Collected data
○ ○ ○ ○

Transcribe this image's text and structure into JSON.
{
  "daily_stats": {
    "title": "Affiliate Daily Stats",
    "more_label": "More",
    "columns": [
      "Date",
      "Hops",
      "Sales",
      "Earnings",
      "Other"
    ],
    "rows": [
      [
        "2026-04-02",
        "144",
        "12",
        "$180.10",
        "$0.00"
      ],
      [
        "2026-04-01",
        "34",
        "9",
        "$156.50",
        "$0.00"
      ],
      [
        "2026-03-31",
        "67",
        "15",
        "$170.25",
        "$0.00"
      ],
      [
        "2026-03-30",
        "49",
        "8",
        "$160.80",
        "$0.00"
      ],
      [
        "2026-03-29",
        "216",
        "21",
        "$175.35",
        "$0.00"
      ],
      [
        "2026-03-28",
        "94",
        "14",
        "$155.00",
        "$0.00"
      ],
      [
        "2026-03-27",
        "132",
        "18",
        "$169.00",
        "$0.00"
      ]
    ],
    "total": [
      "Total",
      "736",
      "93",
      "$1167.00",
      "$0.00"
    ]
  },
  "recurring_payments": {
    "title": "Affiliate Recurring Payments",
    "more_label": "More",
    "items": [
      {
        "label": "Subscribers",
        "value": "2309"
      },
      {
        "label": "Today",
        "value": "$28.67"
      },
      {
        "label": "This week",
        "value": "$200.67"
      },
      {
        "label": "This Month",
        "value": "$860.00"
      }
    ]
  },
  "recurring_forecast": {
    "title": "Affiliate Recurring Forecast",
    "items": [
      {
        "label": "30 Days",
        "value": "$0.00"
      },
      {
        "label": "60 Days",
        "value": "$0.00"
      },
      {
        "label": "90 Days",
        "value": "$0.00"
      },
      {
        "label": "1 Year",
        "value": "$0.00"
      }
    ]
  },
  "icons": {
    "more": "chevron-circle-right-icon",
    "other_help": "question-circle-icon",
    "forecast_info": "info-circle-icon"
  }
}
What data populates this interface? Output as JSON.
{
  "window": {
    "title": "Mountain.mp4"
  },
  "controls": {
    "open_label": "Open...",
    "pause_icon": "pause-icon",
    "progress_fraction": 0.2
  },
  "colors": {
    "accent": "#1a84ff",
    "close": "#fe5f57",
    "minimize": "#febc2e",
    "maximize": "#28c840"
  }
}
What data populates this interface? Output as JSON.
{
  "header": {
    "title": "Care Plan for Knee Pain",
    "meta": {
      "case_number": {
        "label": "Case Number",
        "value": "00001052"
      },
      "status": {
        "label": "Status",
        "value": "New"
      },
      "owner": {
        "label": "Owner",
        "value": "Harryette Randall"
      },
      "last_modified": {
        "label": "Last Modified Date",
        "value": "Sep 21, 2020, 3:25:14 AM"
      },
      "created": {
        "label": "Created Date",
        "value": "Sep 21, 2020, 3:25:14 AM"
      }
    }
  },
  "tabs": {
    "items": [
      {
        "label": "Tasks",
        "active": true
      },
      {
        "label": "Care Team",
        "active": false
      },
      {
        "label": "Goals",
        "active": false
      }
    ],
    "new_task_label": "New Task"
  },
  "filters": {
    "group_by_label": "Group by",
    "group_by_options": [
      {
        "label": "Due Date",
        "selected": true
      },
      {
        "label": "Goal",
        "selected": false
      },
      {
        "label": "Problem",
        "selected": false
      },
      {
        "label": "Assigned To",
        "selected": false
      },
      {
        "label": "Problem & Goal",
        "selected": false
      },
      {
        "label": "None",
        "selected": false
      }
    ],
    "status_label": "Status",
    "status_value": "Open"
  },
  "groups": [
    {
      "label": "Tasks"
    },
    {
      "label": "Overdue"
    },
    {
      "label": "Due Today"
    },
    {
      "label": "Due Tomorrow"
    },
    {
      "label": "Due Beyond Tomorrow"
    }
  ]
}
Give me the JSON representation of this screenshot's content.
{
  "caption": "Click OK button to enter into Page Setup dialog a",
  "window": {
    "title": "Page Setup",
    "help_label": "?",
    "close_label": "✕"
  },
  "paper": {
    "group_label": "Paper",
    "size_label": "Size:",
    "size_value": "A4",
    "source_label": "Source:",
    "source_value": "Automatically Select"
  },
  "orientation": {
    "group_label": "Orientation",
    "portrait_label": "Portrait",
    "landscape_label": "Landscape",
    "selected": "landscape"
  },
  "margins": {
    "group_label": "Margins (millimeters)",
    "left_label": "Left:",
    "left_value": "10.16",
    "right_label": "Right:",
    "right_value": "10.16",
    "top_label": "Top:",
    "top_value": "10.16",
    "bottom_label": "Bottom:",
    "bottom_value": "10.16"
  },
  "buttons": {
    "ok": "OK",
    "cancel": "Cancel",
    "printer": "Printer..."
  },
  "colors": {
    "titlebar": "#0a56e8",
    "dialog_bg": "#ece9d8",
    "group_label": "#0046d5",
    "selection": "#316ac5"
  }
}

○ ○ ○ ○

Exercise goal
Scan the listing above and copy all lines containing the word "Days".

Solution to this task
        "label": "30 Days",
        "label": "60 Days",
        "label": "90 Days",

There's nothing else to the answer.